── MATERIAL TO PROCESS ──

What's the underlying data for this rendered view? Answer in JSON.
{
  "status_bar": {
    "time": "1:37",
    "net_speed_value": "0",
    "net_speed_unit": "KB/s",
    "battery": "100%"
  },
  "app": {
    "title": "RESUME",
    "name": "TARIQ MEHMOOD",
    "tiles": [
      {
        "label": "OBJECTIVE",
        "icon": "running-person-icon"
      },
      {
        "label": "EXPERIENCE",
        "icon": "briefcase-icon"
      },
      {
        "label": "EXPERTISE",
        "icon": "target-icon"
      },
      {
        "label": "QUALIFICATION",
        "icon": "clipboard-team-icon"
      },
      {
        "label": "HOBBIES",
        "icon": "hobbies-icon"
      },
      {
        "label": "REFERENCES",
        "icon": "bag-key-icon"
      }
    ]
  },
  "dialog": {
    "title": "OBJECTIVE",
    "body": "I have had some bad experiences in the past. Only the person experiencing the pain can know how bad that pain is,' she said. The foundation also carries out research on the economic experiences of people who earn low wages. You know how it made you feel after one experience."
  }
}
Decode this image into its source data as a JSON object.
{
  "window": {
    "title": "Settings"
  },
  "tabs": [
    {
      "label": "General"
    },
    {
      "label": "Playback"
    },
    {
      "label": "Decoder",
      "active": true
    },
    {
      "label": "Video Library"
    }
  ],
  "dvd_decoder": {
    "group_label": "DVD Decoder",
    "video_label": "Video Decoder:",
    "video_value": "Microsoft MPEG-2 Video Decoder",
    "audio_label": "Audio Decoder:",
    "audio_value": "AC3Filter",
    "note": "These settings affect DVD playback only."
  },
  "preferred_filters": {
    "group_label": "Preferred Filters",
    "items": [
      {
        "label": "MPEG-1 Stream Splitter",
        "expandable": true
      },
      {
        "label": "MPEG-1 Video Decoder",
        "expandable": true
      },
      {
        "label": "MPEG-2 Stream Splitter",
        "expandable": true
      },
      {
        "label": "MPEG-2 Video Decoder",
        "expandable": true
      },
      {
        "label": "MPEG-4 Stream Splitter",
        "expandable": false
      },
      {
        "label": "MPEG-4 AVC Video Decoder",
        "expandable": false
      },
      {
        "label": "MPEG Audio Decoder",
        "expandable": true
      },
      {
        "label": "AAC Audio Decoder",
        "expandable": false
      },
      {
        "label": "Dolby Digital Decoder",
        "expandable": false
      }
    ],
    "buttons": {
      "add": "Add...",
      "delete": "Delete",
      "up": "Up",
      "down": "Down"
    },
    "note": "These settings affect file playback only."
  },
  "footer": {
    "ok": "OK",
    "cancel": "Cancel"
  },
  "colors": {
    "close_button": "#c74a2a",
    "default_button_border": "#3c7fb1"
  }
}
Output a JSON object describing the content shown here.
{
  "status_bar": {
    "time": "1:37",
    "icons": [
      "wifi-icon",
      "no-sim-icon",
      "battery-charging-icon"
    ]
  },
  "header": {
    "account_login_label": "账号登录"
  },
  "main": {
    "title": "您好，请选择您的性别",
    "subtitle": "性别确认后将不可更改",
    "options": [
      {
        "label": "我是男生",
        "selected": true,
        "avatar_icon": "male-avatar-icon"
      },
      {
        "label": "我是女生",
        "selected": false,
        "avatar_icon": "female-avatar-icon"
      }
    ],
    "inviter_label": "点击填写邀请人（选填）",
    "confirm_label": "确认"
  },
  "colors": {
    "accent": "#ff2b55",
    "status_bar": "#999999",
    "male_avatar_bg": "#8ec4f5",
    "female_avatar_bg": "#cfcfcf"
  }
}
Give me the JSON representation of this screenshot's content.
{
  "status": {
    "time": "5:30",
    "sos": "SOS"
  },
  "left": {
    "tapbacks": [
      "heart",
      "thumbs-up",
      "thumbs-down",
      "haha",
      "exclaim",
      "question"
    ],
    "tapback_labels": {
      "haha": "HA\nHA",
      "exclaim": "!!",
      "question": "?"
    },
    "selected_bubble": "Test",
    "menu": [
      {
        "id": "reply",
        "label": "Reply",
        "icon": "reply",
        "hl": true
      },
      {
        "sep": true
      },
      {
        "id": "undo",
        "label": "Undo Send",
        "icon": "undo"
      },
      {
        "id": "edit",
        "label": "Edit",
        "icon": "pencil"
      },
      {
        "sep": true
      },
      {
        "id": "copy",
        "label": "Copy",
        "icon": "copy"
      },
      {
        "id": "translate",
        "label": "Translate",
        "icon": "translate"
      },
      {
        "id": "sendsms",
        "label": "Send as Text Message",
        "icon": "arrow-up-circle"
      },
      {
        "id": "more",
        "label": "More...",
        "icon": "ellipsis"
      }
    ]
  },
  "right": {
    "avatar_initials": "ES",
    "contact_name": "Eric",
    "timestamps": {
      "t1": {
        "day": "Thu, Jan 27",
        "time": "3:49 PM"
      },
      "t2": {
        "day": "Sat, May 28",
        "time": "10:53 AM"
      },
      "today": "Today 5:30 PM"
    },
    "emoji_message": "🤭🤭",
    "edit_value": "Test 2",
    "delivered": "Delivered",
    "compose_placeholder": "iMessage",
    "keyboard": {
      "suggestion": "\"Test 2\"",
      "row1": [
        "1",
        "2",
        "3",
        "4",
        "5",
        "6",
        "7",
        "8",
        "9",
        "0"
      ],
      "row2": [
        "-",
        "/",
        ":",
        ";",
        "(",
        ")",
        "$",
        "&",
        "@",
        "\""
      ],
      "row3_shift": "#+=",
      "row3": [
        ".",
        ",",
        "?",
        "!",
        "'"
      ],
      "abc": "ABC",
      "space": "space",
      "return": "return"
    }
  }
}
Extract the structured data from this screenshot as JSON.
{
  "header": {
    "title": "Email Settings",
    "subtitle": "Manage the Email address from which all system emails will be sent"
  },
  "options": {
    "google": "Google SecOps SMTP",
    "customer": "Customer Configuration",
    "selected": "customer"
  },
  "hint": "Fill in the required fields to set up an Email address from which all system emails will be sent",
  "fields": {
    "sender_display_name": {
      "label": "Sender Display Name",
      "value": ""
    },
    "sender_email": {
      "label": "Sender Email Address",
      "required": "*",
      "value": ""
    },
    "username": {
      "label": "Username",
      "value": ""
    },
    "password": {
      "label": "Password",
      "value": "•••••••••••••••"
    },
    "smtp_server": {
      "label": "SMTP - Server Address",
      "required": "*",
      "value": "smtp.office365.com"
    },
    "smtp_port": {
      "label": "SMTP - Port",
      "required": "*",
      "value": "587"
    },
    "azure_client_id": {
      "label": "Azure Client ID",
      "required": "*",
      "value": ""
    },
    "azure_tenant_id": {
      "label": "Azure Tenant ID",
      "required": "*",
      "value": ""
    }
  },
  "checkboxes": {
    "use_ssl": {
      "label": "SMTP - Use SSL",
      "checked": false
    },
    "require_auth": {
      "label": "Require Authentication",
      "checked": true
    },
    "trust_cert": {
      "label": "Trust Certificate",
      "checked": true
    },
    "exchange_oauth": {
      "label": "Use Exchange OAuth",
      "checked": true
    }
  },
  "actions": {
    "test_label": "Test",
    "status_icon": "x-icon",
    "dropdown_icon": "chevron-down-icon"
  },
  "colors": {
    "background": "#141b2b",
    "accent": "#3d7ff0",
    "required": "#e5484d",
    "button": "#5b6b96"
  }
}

───

REQUIRED WORK: Write out every entry exactly as given.

OUTPUT OF THE TASK:
What's the underlying data for this rendered view? Answer in JSON.
{
  "status_bar": {
    "time": "1:37",
    "net_speed_value": "0",
    "net_speed_unit": "KB/s",
    "battery": "100%"
  },
  "app": {
    "title": "RESUME",
    "name": "TARIQ MEHMOOD",
    "tiles": [
      {
        "label": "OBJECTIVE",
        "icon": "running-person-icon"
      },
      {
        "label": "EXPERIENCE",
        "icon": "briefcase-icon"
      },
      {
        "label": "EXPERTISE",
        "icon": "target-icon"
      },
      {
        "label": "QUALIFICATION",
        "icon": "clipboard-team-icon"
      },
      {
        "label": "HOBBIES",
        "icon": "hobbies-icon"
      },
      {
        "label": "REFERENCES",
        "icon": "bag-key-icon"
      }
    ]
  },
  "dialog": {
    "title": "OBJECTIVE",
    "body": "I have had some bad experiences in the past. Only the person experiencing the pain can know how bad that pain is,' she said. The foundation also carries out research on the economic experiences of people who earn low wages. You know how it made you feel after one experience."
  }
}
Decode this image into its source data as a JSON object.
{
  "window": {
    "title": "Settings"
  },
  "tabs": [
    {
      "label": "General"
    },
    {
      "label": "Playback"
    },
    {
      "label": "Decoder",
      "active": true
    },
    {
      "label": "Video Library"
    }
  ],
  "dvd_decoder": {
    "group_label": "DVD Decoder",
    "video_label": "Video Decoder:",
    "video_value": "Microsoft MPEG-2 Video Decoder",
    "audio_label": "Audio Decoder:",
    "audio_value": "AC3Filter",
    "note": "These settings affect DVD playback only."
  },
  "preferred_filters": {
    "group_label": "Preferred Filters",
    "items": [
      {
        "label": "MPEG-1 Stream Splitter",
        "expandable": true
      },
      {
        "label": "MPEG-1 Video Decoder",
        "expandable": true
      },
      {
        "label": "MPEG-2 Stream Splitter",
        "expandable": true
      },
      {
        "label": "MPEG-2 Video Decoder",
        "expandable": true
      },
      {
        "label": "MPEG-4 Stream Splitter",
        "expandable": false
      },
      {
        "label": "MPEG-4 AVC Video Decoder",
        "expandable": false
      },
      {
        "label": "MPEG Audio Decoder",
        "expandable": true
      },
      {
        "label": "AAC Audio Decoder",
        "expandable": false
      },
      {
        "label": "Dolby Digital Decoder",
        "expandable": false
      }
    ],
    "buttons": {
      "add": "Add...",
      "delete": "Delete",
      "up": "Up",
      "down": "Down"
    },
    "note": "These settings affect file playback only."
  },
  "footer": {
    "ok": "OK",
    "cancel": "Cancel"
  },
  "colors": {
    "close_button": "#c74a2a",
    "default_button_border": "#3c7fb1"
  }
}
Output a JSON object describing the content shown here.
{
  "status_bar": {
    "time": "1:37",
    "icons": [
      "wifi-icon",
      "no-sim-icon",
      "battery-charging-icon"
    ]
  },
  "header": {
    "account_login_label": "账号登录"
  },
  "main": {
    "title": "您好，请选择您的性别",
    "subtitle": "性别确认后将不可更改",
    "options": [
      {
        "label": "我是男生",
        "selected": true,
        "avatar_icon": "male-avatar-icon"
      },
      {
        "label": "我是女生",
        "selected": false,
        "avatar_icon": "female-avatar-icon"
      }
    ],
    "inviter_label": "点击填写邀请人（选填）",
    "confirm_label": "确认"
  },
  "colors": {
    "accent": "#ff2b55",
    "status_bar": "#999999",
    "male_avatar_bg": "#8ec4f5",
    "female_avatar_bg": "#cfcfcf"
  }
}
Give me the JSON representation of this screenshot's content.
{
  "status": {
    "time": "5:30",
    "sos": "SOS"
  },
  "left": {
    "tapbacks": [
      "heart",
      "thumbs-up",
      "thumbs-down",
      "haha",
      "exclaim",
      "question"
    ],
    "tapback_labels": {
      "haha": "HA\nHA",
      "exclaim": "!!",
      "question": "?"
    },
    "selected_bubble": "Test",
    "menu": [
      {
        "id": "reply",
        "label": "Reply",
        "icon": "reply",
        "hl": true
      },
      {
        "sep": true
      },
      {
        "id": "undo",
        "label": "Undo Send",
        "icon": "undo"
      },
      {
        "id": "edit",
        "label": "Edit",
        "icon": "pencil"
      },
      {
        "sep": true
      },
      {
        "id": "copy",
        "label": "Copy",
        "icon": "copy"
      },
      {
        "id": "translate",
        "label": "Translate",
        "icon": "translate"
      },
      {
        "id": "sendsms",
        "label": "Send as Text Message",
        "icon": "arrow-up-circle"
      },
      {
        "id": "more",
        "label": "More...",
        "icon": "ellipsis"
      }
    ]
  },
  "right": {
    "avatar_initials": "ES",
    "contact_name": "Eric",
    "timestamps": {
      "t1": {
        "day": "Thu, Jan 27",
        "time": "3:49 PM"
      },
      "t2": {
        "day": "Sat, May 28",
        "time": "10:53 AM"
      },
      "today": "Today 5:30 PM"
    },
    "emoji_message": "🤭🤭",
    "edit_value": "Test 2",
    "delivered": "Delivered",
    "compose_placeholder": "iMessage",
    "keyboard": {
      "suggestion": "\"Test 2\"",
      "row1": [
        "1",
        "2",
        "3",
        "4",
        "5",
        "6",
        "7",
        "8",
        "9",
        "0"
      ],
      "row2": [
        "-",
        "/",
        ":",
        ";",
        "(",
        ")",
        "$",
        "&",
        "@",
        "\""
      ],
      "row3_shift": "#+=",
      "row3": [
        ".",
        ",",
        "?",
        "!",
        "'"
      ],
      "abc": "ABC",
      "space": "space",
      "return": "return"
    }
  }
}
Extract the structured data from this screenshot as JSON.
{
  "header": {
    "title": "Email Settings",
    "subtitle": "Manage the Email address from which all system emails will be sent"
  },
  "options": {
    "google": "Google SecOps SMTP",
    "customer": "Customer Configuration",
    "selected": "customer"
  },
  "hint": "Fill in the required fields to set up an Email address from which all system emails will be sent",
  "fields": {
    "sender_display_name": {
      "label": "Sender Display Name",
      "value": ""
    },
    "sender_email": {
      "label": "Sender Email Address",
      "required": "*",
      "value": ""
    },
    "username": {
      "label": "Username",
      "value": ""
    },
    "password": {
      "label": "Password",
      "value": "•••••••••••••••"
    },
    "smtp_server": {
      "label": "SMTP - Server Address",
      "required": "*",
      "value": "smtp.office365.com"
    },
    "smtp_port": {
      "label": "SMTP - Port",
      "required": "*",
      "value": "587"
    },
    "azure_client_id": {
      "label": "Azure Client ID",
      "required": "*",
      "value": ""
    },
    "azure_tenant_id": {
      "label": "Azure Tenant ID",
      "required": "*",
      "value": ""
    }
  },
  "checkboxes": {
    "use_ssl": {
      "label": "SMTP - Use SSL",
      "checked": false
    },
    "require_auth": {
      "label": "Require Authentication",
      "checked": true
    },
    "trust_cert": {
      "label": "Trust Certificate",
      "checked": true
    },
    "exchange_oauth": {
      "label": "Use Exchange OAuth",
      "checked": true
    }
  },
  "actions": {
    "test_label": "Test",
    "status_icon": "x-icon",
    "dropdown_icon": "chevron-down-icon"
  },
  "colors": {
    "background": "#141b2b",
    "accent": "#3d7ff0",
    "required": "#e5484d",
    "button": "#5b6b96"
  }
}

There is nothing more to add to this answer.